§ Exercise task: Can you write out all of the material below, word for word?

§ Data records:
════════
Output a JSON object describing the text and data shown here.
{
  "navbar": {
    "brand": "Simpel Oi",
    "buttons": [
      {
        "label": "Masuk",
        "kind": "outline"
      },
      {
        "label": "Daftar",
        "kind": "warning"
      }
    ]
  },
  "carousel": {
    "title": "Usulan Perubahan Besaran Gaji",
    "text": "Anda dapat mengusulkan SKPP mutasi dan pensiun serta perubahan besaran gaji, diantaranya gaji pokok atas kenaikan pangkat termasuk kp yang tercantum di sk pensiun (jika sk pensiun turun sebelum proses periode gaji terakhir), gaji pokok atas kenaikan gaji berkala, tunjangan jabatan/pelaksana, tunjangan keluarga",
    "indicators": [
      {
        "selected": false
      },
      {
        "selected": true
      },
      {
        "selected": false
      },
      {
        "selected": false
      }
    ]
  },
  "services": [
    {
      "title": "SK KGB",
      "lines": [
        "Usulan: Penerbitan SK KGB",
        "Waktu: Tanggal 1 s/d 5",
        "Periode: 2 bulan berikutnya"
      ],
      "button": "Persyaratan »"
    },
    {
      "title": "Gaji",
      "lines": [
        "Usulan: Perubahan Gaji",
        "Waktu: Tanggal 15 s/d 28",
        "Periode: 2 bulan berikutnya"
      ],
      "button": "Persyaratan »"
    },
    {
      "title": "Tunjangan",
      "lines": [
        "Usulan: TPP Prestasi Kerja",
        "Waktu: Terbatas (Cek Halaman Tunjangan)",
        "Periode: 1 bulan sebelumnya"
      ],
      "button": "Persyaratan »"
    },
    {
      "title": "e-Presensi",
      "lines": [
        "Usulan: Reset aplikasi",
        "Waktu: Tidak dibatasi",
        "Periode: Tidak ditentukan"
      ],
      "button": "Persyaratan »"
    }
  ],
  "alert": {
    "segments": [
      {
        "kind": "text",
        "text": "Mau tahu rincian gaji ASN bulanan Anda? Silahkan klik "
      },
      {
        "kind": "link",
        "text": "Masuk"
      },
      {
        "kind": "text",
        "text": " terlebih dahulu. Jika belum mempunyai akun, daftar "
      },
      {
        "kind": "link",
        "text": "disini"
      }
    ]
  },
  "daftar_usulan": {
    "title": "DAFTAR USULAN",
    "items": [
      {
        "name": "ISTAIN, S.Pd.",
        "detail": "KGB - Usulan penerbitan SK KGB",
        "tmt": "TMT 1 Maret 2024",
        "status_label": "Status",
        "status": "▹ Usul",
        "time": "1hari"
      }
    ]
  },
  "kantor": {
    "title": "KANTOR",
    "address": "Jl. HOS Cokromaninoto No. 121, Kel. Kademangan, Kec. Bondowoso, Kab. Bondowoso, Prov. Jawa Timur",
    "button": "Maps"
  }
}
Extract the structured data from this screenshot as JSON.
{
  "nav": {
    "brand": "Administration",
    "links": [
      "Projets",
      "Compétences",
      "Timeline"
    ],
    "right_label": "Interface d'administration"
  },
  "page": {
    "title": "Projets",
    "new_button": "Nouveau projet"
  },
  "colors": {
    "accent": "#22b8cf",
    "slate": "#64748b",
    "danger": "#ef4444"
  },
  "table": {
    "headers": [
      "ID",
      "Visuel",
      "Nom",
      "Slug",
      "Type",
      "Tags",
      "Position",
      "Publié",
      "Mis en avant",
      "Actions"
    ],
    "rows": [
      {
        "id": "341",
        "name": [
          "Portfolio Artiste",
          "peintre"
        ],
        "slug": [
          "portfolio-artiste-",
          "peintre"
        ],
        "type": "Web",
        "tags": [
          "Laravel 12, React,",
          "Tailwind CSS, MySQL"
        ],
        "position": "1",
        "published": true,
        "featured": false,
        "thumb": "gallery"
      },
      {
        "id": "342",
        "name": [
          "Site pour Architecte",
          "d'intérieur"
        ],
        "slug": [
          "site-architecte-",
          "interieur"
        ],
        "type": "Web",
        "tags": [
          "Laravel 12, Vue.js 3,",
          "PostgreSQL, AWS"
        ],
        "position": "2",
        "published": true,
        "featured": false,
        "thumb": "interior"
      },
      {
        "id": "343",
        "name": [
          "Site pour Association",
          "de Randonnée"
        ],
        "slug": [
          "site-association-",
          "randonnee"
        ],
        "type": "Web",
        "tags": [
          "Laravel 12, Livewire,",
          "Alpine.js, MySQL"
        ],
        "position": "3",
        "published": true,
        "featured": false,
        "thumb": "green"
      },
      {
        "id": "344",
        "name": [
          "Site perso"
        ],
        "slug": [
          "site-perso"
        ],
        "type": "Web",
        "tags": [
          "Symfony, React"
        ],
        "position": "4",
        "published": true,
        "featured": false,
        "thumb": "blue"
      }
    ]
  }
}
════════
§ Answer below:
Output a JSON object describing the text and data shown here.
{
  "navbar": {
    "brand": "Simpel Oi",
    "buttons": [
      {
        "label": "Masuk",
        "kind": "outline"
      },
      {
        "label": "Daftar",
        "kind": "warning"
      }
    ]
  },
  "carousel": {
    "title": "Usulan Perubahan Besaran Gaji",
    "text": "Anda dapat mengusulkan SKPP mutasi dan pensiun serta perubahan besaran gaji, diantaranya gaji pokok atas kenaikan pangkat termasuk kp yang tercantum di sk pensiun (jika sk pensiun turun sebelum proses periode gaji terakhir), gaji pokok atas kenaikan gaji berkala, tunjangan jabatan/pelaksana, tunjangan keluarga",
    "indicators": [
      {
        "selected": false
      },
      {
        "selected": true
      },
      {
        "selected": false
      },
      {
        "selected": false
      }
    ]
  },
  "services": [
    {
      "title": "SK KGB",
      "lines": [
        "Usulan: Penerbitan SK KGB",
        "Waktu: Tanggal 1 s/d 5",
        "Periode: 2 bulan berikutnya"
      ],
      "button": "Persyaratan »"
    },
    {
      "title": "Gaji",
      "lines": [
        "Usulan: Perubahan Gaji",
        "Waktu: Tanggal 15 s/d 28",
        "Periode: 2 bulan berikutnya"
      ],
      "button": "Persyaratan »"
    },
    {
      "title": "Tunjangan",
      "lines": [
        "Usulan: TPP Prestasi Kerja",
        "Waktu: Terbatas (Cek Halaman Tunjangan)",
        "Periode: 1 bulan sebelumnya"
      ],
      "button": "Persyaratan »"
    },
    {
      "title": "e-Presensi",
      "lines": [
        "Usulan: Reset aplikasi",
        "Waktu: Tidak dibatasi",
        "Periode: Tidak ditentukan"
      ],
      "button": "Persyaratan »"
    }
  ],
  "alert": {
    "segments": [
      {
        "kind": "text",
        "text": "Mau tahu rincian gaji ASN bulanan Anda? Silahkan klik "
      },
      {
        "kind": "link",
        "text": "Masuk"
      },
      {
        "kind": "text",
        "text": " terlebih dahulu. Jika belum mempunyai akun, daftar "
      },
      {
        "kind": "link",
        "text": "disini"
      }
    ]
  },
  "daftar_usulan": {
    "title": "DAFTAR USULAN",
    "items": [
      {
        "name": "ISTAIN, S.Pd.",
        "detail": "KGB - Usulan penerbitan SK KGB",
        "tmt": "TMT 1 Maret 2024",
        "status_label": "Status",
        "status": "▹ Usul",
        "time": "1hari"
      }
    ]
  },
  "kantor": {
    "title": "KANTOR",
    "address": "Jl. HOS Cokromaninoto No. 121, Kel. Kademangan, Kec. Bondowoso, Kab. Bondowoso, Prov. Jawa Timur",
    "button": "Maps"
  }
}
Extract the structured data from this screenshot as JSON.
{
  "nav": {
    "brand": "Administration",
    "links": [
      "Projets",
      "Compétences",
      "Timeline"
    ],
    "right_label": "Interface d'administration"
  },
  "page": {
    "title": "Projets",
    "new_button": "Nouveau projet"
  },
  "colors": {
    "accent": "#22b8cf",
    "slate": "#64748b",
    "danger": "#ef4444"
  },
  "table": {
    "headers": [
      "ID",
      "Visuel",
      "Nom",
      "Slug",
      "Type",
      "Tags",
      "Position",
      "Publié",
      "Mis en avant",
      "Actions"
    ],
    "rows": [
      {
        "id": "341",
        "name": [
          "Portfolio Artiste",
          "peintre"
        ],
        "slug": [
          "portfolio-artiste-",
          "peintre"
        ],
        "type": "Web",
        "tags": [
          "Laravel 12, React,",
          "Tailwind CSS, MySQL"
        ],
        "position": "1",
        "published": true,
        "featured": false,
        "thumb": "gallery"
      },
      {
        "id": "342",
        "name": [
          "Site pour Architecte",
          "d'intérieur"
        ],
        "slug": [
          "site-architecte-",
          "interieur"
        ],
        "type": "Web",
        "tags": [
          "Laravel 12, Vue.js 3,",
          "PostgreSQL, AWS"
        ],
        "position": "2",
        "published": true,
        "featured": false,
        "thumb": "interior"
      },
      {
        "id": "343",
        "name": [
          "Site pour Association",
          "de Randonnée"
        ],
        "slug": [
          "site-association-",
          "randonnee"
        ],
        "type": "Web",
        "tags": [
          "Laravel 12, Livewire,",
          "Alpine.js, MySQL"
        ],
        "position": "3",
        "published": true,
        "featured": false,
        "thumb": "green"
      },
      {
        "id": "344",
        "name": [
          "Site perso"
        ],
        "slug": [
          "site-perso"
        ],
        "type": "Web",
        "tags": [
          "Symfony, React"
        ],
        "position": "4",
        "published": true,
        "featured": false,
        "thumb": "blue"
      }
    ]
  }
}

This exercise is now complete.